» Short problem: Return, character for character, the lines from the one bearing "Convert this document image to plain text." through the end of the material. Omit everything before that line.

» Records:
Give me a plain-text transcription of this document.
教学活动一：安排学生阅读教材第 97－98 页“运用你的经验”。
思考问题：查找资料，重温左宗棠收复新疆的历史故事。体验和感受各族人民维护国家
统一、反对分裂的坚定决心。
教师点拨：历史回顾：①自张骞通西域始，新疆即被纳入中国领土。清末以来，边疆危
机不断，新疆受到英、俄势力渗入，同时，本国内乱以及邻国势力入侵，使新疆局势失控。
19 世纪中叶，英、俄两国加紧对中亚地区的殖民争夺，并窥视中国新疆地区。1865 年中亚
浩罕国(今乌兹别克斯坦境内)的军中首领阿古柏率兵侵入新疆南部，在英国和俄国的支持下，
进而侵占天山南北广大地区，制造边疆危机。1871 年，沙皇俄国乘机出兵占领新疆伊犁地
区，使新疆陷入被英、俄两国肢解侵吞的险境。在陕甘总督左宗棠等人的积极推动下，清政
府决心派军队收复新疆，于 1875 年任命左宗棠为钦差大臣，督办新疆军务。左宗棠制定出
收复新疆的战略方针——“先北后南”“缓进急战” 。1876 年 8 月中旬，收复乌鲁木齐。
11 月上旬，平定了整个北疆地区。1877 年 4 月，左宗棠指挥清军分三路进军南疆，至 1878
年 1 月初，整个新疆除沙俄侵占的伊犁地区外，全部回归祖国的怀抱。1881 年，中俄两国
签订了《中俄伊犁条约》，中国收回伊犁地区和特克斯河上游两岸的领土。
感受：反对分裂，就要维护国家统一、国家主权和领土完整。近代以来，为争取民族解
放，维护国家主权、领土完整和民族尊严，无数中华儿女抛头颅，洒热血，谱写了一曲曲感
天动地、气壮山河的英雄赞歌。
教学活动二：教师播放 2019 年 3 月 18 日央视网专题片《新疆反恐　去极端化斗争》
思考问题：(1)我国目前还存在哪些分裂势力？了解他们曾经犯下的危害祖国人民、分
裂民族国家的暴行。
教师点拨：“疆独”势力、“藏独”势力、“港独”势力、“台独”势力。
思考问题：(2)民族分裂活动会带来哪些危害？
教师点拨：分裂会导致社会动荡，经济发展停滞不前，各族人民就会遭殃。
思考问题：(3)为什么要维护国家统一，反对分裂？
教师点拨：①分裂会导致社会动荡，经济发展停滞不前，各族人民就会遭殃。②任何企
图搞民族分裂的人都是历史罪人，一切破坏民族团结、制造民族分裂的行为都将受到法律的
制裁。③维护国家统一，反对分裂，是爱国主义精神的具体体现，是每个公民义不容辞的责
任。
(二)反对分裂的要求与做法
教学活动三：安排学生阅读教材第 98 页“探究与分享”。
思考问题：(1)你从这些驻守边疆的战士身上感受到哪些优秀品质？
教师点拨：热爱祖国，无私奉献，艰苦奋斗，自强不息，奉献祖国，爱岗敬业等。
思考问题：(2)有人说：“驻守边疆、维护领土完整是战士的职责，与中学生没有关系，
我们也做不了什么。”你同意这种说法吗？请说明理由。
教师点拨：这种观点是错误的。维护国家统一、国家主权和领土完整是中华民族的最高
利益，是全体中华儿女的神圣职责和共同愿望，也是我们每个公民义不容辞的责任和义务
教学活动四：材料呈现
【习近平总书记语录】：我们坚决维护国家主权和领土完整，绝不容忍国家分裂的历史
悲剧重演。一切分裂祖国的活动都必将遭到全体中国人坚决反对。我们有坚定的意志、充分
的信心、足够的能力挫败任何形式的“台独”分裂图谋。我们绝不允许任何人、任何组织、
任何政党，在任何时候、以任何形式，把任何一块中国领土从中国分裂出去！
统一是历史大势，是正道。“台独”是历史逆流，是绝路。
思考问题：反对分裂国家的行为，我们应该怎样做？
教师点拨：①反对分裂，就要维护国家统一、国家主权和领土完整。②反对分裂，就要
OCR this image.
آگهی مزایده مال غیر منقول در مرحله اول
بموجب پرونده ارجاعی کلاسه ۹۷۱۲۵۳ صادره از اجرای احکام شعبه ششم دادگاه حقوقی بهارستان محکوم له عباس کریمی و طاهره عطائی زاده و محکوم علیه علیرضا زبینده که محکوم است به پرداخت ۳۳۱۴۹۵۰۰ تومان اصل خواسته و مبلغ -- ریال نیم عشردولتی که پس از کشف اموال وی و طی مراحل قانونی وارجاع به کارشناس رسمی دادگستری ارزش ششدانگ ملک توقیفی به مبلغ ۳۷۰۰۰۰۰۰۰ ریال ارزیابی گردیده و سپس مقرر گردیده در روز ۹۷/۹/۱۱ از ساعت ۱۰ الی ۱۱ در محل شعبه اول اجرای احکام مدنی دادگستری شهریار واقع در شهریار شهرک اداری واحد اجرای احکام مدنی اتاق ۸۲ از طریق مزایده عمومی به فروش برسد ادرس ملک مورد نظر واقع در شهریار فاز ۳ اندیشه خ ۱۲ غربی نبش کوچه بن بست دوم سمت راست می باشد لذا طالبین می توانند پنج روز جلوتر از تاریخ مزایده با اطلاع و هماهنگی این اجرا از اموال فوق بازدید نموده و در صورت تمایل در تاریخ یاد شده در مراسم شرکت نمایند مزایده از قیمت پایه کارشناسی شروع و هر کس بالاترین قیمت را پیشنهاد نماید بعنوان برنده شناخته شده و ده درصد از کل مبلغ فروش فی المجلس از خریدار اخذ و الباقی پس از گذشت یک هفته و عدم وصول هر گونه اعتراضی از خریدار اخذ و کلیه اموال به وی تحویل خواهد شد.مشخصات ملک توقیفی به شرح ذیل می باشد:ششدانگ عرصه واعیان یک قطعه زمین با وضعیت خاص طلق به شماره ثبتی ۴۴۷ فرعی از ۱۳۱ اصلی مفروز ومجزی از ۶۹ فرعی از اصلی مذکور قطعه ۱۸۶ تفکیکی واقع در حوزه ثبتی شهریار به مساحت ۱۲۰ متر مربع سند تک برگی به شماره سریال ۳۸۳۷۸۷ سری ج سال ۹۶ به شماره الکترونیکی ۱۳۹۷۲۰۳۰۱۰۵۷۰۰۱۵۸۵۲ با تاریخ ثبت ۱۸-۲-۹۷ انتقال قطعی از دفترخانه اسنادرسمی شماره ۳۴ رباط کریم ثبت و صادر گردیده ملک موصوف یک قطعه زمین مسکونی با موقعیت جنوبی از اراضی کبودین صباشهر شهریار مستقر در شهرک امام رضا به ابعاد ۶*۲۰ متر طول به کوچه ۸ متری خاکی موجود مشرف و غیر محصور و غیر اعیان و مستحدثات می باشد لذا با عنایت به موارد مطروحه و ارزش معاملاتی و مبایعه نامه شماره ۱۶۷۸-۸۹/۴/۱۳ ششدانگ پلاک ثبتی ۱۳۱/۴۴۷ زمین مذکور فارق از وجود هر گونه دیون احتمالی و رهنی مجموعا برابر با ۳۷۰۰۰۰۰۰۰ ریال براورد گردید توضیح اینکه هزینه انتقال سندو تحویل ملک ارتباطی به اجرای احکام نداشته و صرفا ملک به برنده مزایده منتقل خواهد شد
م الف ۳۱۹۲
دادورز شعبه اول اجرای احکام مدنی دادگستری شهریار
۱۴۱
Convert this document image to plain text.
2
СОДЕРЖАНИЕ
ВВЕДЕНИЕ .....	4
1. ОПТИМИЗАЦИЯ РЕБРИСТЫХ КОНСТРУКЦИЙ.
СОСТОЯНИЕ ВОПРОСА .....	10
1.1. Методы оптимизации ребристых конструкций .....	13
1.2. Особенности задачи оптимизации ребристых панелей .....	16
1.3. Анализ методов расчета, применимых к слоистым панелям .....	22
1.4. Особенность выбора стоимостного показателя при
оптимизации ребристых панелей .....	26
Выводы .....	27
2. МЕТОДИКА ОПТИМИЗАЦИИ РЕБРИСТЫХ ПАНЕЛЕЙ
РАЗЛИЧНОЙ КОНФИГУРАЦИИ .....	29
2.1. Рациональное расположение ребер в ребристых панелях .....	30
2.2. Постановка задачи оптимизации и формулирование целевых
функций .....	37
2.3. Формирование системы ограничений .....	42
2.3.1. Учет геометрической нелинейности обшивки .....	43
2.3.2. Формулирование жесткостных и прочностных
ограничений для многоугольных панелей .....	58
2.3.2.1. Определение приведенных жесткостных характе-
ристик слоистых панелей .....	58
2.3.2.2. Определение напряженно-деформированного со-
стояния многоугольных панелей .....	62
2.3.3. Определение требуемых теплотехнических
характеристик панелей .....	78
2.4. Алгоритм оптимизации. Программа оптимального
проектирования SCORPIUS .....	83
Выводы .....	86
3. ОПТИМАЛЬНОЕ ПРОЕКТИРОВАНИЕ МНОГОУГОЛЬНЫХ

» Complete response:
Convert this document image to plain text.
2
СОДЕРЖАНИЕ
ВВЕДЕНИЕ .....	4
1. ОПТИМИЗАЦИЯ РЕБРИСТЫХ КОНСТРУКЦИЙ.
СОСТОЯНИЕ ВОПРОСА .....	10
1.1. Методы оптимизации ребристых конструкций .....	13
1.2. Особенности задачи оптимизации ребристых панелей .....	16
1.3. Анализ методов расчета, применимых к слоистым панелям .....	22
1.4. Особенность выбора стоимостного показателя при
оптимизации ребристых панелей .....	26
Выводы .....	27
2. МЕТОДИКА ОПТИМИЗАЦИИ РЕБРИСТЫХ ПАНЕЛЕЙ
РАЗЛИЧНОЙ КОНФИГУРАЦИИ .....	29
2.1. Рациональное расположение ребер в ребристых панелях .....	30
2.2. Постановка задачи оптимизации и формулирование целевых
функций .....	37
2.3. Формирование системы ограничений .....	42
2.3.1. Учет геометрической нелинейности обшивки .....	43
2.3.2. Формулирование жесткостных и прочностных
ограничений для многоугольных панелей .....	58
2.3.2.1. Определение приведенных жесткостных характе-
ристик слоистых панелей .....	58
2.3.2.2. Определение напряженно-деформированного со-
стояния многоугольных панелей .....	62
2.3.3. Определение требуемых теплотехнических
характеристик панелей .....	78
2.4. Алгоритм оптимизации. Программа оптимального
проектирования SCORPIUS .....	83
Выводы .....	86
3. ОПТИМАЛЬНОЕ ПРОЕКТИРОВАНИЕ МНОГОУГОЛЬНЫХ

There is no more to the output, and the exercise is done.